* **DATA LINES**:
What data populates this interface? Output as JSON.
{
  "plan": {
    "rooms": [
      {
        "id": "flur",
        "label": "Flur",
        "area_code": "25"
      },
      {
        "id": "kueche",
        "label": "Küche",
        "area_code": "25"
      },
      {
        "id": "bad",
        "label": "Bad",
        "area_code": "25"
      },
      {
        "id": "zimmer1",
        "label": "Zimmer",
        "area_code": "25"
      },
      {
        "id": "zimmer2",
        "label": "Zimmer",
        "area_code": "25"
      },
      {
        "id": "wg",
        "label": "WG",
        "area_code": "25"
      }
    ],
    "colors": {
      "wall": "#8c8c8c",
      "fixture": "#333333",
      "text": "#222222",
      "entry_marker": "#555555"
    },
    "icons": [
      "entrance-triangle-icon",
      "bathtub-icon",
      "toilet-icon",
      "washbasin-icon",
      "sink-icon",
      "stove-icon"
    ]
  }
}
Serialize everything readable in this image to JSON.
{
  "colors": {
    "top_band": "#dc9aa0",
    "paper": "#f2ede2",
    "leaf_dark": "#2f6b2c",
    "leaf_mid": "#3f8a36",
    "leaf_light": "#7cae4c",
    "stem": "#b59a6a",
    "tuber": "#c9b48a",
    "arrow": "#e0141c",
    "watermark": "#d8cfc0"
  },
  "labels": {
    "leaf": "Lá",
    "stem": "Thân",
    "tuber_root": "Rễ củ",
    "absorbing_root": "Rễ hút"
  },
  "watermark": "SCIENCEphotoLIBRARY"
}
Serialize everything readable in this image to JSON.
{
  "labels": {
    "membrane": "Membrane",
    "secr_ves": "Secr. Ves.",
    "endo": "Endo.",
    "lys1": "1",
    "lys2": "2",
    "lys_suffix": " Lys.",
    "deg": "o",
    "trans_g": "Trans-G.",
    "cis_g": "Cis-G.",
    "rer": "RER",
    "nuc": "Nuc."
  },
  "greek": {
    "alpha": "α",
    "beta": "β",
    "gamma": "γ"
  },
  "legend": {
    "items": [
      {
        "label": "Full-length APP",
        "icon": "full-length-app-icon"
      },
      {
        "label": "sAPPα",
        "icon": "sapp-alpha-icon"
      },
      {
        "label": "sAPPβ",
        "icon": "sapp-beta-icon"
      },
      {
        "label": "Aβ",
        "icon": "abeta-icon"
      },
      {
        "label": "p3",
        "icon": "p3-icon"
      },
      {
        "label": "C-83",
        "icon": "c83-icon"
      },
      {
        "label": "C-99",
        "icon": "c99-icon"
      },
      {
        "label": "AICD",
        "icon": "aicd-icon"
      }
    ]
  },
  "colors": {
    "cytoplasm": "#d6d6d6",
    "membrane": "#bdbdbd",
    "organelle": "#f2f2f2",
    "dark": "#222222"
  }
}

* **DIRECTION**: Copy all of the material word for word.

* **COMPLETE OUTPUT**:
What data populates this interface? Output as JSON.
{
  "plan": {
    "rooms": [
      {
        "id": "flur",
        "label": "Flur",
        "area_code": "25"
      },
      {
        "id": "kueche",
        "label": "Küche",
        "area_code": "25"
      },
      {
        "id": "bad",
        "label": "Bad",
        "area_code": "25"
      },
      {
        "id": "zimmer1",
        "label": "Zimmer",
        "area_code": "25"
      },
      {
        "id": "zimmer2",
        "label": "Zimmer",
        "area_code": "25"
      },
      {
        "id": "wg",
        "label": "WG",
        "area_code": "25"
      }
    ],
    "colors": {
      "wall": "#8c8c8c",
      "fixture": "#333333",
      "text": "#222222",
      "entry_marker": "#555555"
    },
    "icons": [
      "entrance-triangle-icon",
      "bathtub-icon",
      "toilet-icon",
      "washbasin-icon",
      "sink-icon",
      "stove-icon"
    ]
  }
}
Serialize everything readable in this image to JSON.
{
  "colors": {
    "top_band": "#dc9aa0",
    "paper": "#f2ede2",
    "leaf_dark": "#2f6b2c",
    "leaf_mid": "#3f8a36",
    "leaf_light": "#7cae4c",
    "stem": "#b59a6a",
    "tuber": "#c9b48a",
    "arrow": "#e0141c",
    "watermark": "#d8cfc0"
  },
  "labels": {
    "leaf": "Lá",
    "stem": "Thân",
    "tuber_root": "Rễ củ",
    "absorbing_root": "Rễ hút"
  },
  "watermark": "SCIENCEphotoLIBRARY"
}
Serialize everything readable in this image to JSON.
{
  "labels": {
    "membrane": "Membrane",
    "secr_ves": "Secr. Ves.",
    "endo": "Endo.",
    "lys1": "1",
    "lys2": "2",
    "lys_suffix": " Lys.",
    "deg": "o",
    "trans_g": "Trans-G.",
    "cis_g": "Cis-G.",
    "rer": "RER",
    "nuc": "Nuc."
  },
  "greek": {
    "alpha": "α",
    "beta": "β",
    "gamma": "γ"
  },
  "legend": {
    "items": [
      {
        "label": "Full-length APP",
        "icon": "full-length-app-icon"
      },
      {
        "label": "sAPPα",
        "icon": "sapp-alpha-icon"
      },
      {
        "label": "sAPPβ",
        "icon": "sapp-beta-icon"
      },
      {
        "label": "Aβ",
        "icon": "abeta-icon"
      },
      {
        "label": "p3",
        "icon": "p3-icon"
      },
      {
        "label": "C-83",
        "icon": "c83-icon"
      },
      {
        "label": "C-99",
        "icon": "c99-icon"
      },
      {
        "label": "AICD",
        "icon": "aicd-icon"
      }
    ]
  },
  "colors": {
    "cytoplasm": "#d6d6d6",
    "membrane": "#bdbdbd",
    "organelle": "#f2f2f2",
    "dark": "#222222"
  }
}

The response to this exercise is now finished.